--- BEGIN Extracted information ---

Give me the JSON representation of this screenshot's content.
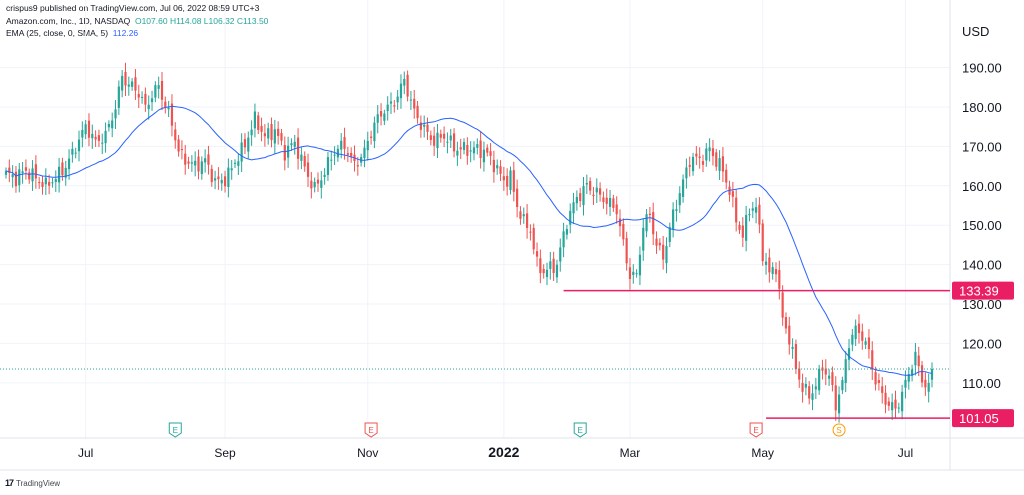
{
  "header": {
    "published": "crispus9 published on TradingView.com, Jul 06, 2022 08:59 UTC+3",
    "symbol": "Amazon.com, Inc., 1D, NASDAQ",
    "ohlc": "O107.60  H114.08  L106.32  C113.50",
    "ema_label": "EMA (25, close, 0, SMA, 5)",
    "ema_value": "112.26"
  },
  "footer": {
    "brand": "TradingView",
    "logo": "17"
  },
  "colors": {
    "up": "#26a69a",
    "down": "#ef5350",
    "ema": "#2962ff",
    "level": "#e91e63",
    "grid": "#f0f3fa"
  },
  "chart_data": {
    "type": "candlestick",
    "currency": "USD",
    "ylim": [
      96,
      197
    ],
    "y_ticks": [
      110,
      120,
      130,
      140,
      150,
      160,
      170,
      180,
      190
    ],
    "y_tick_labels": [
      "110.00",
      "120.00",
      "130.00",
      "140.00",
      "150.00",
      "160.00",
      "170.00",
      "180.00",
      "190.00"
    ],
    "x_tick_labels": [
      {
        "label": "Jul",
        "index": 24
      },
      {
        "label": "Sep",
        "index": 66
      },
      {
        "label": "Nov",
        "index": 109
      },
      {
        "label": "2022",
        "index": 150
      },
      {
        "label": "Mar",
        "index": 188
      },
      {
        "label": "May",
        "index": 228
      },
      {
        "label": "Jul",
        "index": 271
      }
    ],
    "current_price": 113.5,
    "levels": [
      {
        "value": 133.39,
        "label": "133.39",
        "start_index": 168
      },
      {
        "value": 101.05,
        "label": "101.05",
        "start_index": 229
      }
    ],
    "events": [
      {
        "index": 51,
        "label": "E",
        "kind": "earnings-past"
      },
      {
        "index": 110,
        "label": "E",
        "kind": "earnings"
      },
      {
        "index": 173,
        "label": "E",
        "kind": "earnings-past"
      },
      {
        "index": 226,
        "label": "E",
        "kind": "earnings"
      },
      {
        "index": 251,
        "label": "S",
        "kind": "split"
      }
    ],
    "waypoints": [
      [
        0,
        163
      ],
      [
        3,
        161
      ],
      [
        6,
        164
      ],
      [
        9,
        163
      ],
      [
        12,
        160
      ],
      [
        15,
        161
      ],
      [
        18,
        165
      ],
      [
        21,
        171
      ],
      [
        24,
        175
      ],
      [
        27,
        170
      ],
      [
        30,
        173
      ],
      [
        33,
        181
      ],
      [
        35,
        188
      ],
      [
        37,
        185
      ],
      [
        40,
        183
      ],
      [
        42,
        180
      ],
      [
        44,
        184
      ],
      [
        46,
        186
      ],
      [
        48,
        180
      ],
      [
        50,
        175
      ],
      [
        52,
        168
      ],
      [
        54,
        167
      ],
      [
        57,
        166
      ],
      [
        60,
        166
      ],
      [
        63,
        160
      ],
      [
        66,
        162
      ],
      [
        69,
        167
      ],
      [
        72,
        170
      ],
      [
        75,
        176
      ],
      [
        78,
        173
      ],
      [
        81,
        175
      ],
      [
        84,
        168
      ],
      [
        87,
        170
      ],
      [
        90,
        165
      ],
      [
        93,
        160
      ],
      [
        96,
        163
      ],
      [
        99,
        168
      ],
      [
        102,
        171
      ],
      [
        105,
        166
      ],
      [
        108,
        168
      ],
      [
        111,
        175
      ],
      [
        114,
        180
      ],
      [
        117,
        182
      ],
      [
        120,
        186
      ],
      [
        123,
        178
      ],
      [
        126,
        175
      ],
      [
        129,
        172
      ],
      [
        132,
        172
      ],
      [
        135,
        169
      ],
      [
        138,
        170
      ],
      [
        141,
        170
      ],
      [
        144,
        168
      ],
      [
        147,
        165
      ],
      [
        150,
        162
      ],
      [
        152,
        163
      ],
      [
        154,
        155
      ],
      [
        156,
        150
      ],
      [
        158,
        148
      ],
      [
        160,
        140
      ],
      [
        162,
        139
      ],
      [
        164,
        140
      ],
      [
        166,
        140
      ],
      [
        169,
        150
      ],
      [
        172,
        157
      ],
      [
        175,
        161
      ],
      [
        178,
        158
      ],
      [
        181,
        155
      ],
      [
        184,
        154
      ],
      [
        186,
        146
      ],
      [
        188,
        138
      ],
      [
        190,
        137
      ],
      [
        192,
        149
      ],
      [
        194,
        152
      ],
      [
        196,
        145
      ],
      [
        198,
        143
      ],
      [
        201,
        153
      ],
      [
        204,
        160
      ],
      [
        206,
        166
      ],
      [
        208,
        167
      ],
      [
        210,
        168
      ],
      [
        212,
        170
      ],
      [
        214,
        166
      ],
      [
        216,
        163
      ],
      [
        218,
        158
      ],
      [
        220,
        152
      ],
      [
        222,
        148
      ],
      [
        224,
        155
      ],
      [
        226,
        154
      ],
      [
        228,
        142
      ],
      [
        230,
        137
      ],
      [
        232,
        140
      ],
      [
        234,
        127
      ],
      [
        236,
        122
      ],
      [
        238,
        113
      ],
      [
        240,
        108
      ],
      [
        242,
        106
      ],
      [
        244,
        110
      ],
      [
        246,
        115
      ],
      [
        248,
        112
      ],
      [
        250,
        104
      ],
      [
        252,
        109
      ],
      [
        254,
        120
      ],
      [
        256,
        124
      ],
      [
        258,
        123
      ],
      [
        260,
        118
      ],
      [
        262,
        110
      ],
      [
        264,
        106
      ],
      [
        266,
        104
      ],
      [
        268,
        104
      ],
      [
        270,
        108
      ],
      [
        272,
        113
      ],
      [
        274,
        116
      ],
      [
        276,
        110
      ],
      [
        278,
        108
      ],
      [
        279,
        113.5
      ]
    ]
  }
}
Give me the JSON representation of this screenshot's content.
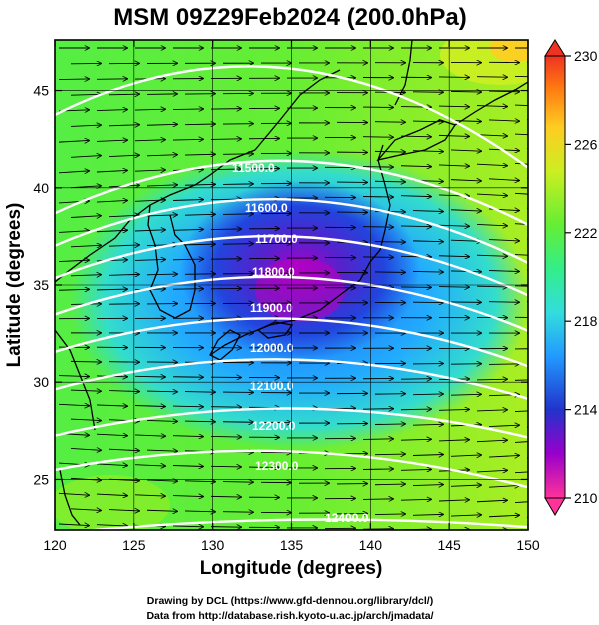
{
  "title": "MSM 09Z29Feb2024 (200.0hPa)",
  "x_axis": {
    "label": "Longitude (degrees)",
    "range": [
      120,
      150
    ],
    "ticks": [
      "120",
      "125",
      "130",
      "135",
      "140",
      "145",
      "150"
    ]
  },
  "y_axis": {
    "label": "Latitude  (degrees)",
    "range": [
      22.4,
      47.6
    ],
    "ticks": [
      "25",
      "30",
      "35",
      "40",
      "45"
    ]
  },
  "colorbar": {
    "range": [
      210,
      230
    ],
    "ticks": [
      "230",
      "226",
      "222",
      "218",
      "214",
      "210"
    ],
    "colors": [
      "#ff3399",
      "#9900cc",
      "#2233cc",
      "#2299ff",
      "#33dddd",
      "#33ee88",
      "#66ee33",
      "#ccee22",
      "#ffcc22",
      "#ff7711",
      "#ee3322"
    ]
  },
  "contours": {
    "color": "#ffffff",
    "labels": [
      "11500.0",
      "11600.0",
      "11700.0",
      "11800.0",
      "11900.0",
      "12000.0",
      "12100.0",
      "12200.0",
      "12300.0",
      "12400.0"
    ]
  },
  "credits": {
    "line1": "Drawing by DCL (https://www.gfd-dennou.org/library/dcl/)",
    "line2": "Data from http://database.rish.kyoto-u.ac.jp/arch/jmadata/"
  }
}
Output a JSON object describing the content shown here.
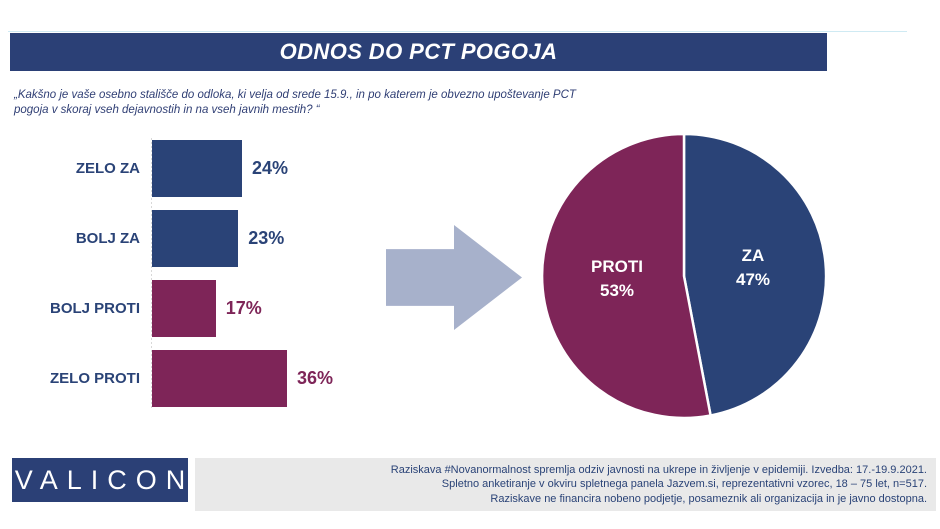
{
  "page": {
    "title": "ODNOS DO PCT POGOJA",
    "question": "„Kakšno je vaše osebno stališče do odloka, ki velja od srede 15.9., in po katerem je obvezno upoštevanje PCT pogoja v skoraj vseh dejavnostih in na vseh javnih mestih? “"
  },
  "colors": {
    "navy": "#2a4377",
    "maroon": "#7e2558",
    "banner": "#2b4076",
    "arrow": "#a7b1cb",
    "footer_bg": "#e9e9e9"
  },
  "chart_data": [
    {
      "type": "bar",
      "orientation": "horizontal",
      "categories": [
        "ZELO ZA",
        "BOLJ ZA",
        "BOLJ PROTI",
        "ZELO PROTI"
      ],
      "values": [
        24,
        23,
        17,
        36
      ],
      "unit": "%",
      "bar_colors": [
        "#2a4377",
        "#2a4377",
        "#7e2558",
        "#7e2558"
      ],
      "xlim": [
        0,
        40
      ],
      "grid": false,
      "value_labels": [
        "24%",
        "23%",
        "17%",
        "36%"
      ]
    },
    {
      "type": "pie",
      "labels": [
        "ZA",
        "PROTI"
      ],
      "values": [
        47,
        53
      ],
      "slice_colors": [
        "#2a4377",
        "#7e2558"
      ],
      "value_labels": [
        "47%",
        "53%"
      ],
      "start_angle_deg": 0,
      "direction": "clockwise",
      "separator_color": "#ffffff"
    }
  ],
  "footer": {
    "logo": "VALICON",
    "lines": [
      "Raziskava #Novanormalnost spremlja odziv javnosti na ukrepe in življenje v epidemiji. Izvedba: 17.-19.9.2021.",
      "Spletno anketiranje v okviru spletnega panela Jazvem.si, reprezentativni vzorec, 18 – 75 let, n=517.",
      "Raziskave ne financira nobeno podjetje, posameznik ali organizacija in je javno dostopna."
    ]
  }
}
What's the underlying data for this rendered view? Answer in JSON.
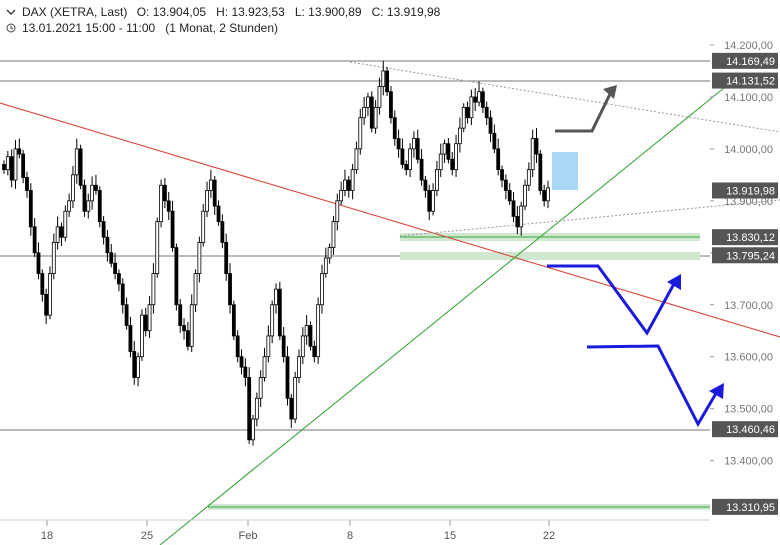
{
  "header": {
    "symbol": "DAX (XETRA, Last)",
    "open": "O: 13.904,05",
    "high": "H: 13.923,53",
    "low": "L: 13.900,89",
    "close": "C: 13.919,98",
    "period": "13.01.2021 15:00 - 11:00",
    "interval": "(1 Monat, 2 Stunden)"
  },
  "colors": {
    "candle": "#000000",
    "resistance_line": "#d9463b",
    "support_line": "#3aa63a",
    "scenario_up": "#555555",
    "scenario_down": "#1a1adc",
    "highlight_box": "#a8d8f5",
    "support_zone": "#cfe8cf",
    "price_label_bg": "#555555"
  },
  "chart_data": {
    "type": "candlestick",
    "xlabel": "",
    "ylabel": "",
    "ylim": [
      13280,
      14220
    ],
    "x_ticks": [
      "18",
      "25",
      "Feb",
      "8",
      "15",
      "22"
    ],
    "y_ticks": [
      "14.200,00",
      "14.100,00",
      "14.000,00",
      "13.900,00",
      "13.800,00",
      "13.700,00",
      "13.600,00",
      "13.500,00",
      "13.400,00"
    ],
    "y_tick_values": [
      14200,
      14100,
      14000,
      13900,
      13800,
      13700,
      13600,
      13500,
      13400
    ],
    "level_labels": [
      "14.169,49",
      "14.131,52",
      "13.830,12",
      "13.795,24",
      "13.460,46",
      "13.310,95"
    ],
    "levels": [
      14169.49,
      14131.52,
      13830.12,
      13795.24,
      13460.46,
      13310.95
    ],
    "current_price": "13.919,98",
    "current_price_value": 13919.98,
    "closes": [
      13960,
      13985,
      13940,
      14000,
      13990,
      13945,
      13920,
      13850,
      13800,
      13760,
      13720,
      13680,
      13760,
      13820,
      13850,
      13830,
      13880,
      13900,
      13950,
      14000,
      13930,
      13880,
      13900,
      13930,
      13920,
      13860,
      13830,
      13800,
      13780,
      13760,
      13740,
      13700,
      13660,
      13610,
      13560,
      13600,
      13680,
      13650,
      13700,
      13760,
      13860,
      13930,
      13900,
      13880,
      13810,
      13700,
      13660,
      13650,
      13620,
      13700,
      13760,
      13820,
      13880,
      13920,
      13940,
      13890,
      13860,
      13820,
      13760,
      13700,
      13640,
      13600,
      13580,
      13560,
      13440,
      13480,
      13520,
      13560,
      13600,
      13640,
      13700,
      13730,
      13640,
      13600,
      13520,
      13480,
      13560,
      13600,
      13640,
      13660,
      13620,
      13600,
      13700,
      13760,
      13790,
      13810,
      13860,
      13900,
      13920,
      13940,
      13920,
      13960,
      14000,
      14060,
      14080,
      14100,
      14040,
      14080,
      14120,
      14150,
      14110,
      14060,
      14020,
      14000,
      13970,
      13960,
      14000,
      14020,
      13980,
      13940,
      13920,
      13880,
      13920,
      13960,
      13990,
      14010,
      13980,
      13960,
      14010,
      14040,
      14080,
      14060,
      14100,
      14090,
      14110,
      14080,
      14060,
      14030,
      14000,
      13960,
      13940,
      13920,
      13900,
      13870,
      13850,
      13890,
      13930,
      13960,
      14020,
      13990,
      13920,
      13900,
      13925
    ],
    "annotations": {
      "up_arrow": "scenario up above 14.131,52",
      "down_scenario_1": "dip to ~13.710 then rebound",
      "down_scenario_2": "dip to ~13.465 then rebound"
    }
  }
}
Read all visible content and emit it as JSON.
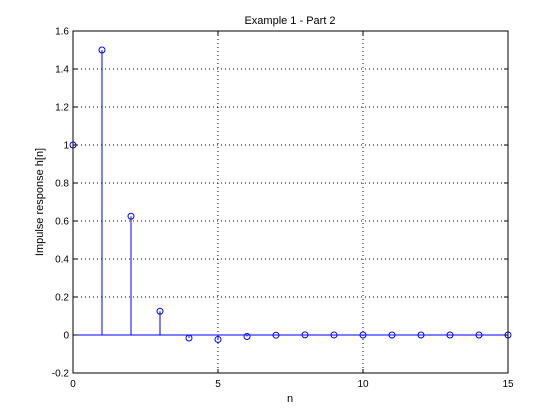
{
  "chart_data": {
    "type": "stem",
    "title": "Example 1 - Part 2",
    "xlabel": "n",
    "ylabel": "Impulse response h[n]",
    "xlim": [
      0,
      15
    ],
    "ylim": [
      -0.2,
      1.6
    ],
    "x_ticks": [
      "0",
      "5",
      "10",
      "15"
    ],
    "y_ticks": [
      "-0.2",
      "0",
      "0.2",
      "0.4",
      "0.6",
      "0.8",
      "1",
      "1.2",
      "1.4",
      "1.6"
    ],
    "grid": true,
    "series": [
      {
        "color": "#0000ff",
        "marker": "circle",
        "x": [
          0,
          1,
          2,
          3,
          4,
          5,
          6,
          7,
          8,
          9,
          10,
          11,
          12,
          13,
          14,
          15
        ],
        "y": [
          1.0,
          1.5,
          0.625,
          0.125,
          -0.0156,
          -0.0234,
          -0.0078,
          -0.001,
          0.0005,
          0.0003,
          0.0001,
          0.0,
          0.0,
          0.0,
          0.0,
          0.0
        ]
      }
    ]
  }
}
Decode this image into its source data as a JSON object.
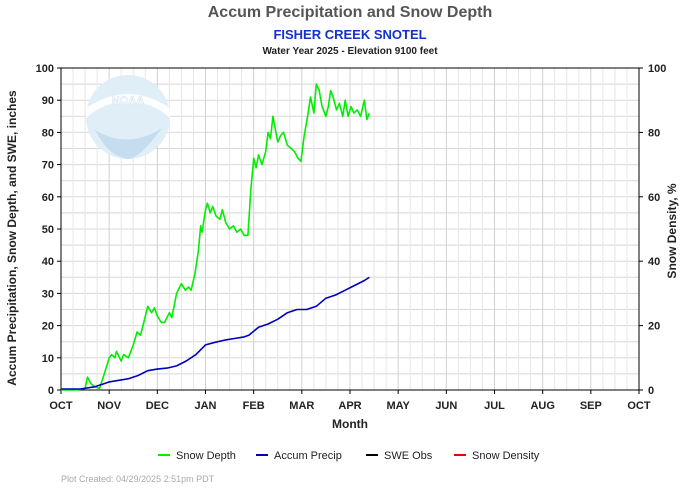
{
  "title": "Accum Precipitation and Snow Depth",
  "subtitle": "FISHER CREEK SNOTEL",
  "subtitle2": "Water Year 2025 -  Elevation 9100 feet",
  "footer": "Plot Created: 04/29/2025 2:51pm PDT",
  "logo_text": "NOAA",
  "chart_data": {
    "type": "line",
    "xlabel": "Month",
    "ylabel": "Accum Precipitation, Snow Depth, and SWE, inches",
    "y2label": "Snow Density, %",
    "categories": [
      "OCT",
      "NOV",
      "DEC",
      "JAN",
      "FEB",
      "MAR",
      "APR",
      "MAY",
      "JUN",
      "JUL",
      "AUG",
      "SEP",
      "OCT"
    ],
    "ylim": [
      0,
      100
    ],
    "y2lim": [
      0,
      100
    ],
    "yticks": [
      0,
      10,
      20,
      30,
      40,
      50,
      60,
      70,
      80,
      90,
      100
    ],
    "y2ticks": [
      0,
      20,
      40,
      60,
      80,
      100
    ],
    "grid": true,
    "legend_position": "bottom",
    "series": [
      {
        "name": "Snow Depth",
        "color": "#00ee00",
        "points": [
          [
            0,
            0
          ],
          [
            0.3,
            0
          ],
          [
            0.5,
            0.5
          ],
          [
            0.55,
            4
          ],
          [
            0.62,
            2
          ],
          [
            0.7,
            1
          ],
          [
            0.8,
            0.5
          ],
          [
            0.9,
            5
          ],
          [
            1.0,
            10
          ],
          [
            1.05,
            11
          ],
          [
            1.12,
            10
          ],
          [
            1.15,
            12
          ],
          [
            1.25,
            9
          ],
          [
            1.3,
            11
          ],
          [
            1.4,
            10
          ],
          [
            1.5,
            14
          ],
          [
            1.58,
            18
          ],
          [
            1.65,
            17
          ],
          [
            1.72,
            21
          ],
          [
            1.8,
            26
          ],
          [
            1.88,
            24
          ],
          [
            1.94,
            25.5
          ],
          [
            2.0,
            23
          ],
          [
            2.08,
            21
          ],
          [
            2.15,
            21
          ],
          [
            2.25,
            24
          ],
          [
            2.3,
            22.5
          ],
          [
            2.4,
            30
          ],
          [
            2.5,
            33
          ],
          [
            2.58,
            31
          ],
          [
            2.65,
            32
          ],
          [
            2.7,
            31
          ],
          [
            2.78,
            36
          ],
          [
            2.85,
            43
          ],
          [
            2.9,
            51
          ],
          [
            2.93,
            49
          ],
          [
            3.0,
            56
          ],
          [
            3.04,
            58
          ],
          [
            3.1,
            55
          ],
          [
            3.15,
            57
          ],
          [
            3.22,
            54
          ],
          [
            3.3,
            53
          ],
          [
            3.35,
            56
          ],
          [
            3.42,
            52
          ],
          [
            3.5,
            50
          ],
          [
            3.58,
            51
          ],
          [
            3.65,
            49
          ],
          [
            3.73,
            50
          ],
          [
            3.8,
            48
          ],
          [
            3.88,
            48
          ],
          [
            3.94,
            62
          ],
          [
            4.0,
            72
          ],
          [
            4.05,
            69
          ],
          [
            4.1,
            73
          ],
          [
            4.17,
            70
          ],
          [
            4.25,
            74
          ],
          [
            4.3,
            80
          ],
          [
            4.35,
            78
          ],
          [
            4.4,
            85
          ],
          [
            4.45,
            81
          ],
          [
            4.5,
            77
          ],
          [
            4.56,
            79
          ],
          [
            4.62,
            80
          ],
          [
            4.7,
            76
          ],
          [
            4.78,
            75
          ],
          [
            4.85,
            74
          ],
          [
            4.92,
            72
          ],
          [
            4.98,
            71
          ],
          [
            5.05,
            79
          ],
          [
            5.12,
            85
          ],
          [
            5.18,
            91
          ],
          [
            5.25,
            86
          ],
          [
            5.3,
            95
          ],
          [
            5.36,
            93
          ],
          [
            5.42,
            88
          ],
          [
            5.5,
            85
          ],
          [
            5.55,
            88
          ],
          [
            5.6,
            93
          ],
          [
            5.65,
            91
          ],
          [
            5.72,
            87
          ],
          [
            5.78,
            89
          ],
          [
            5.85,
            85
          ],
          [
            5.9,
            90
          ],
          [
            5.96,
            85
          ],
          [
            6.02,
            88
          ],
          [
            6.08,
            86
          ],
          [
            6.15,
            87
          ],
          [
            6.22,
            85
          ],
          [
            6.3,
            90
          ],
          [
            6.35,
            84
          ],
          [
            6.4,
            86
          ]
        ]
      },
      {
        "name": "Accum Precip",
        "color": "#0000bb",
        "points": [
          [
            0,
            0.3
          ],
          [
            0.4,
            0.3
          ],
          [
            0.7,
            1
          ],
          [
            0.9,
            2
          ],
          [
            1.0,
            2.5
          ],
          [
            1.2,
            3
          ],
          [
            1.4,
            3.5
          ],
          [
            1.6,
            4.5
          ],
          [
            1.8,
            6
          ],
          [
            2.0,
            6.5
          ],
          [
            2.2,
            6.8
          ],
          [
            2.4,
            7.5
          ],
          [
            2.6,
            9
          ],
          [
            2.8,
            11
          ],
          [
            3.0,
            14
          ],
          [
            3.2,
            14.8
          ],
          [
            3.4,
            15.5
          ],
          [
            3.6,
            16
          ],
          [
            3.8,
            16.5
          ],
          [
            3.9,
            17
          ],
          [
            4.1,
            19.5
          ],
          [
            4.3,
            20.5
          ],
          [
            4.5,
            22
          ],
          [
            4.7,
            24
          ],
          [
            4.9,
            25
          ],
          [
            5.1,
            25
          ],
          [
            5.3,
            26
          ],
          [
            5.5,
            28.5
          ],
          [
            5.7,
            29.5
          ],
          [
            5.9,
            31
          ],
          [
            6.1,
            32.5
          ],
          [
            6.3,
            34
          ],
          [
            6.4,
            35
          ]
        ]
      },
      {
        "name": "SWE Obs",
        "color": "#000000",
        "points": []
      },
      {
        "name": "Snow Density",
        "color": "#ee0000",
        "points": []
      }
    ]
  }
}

--- END Extracted information ---

§ Work to be completed
Find the lines above that include the string "ffffff" and copy them.

§ Solved problem
    "color": "#ffffff",
      "separator_color": "#ffffff"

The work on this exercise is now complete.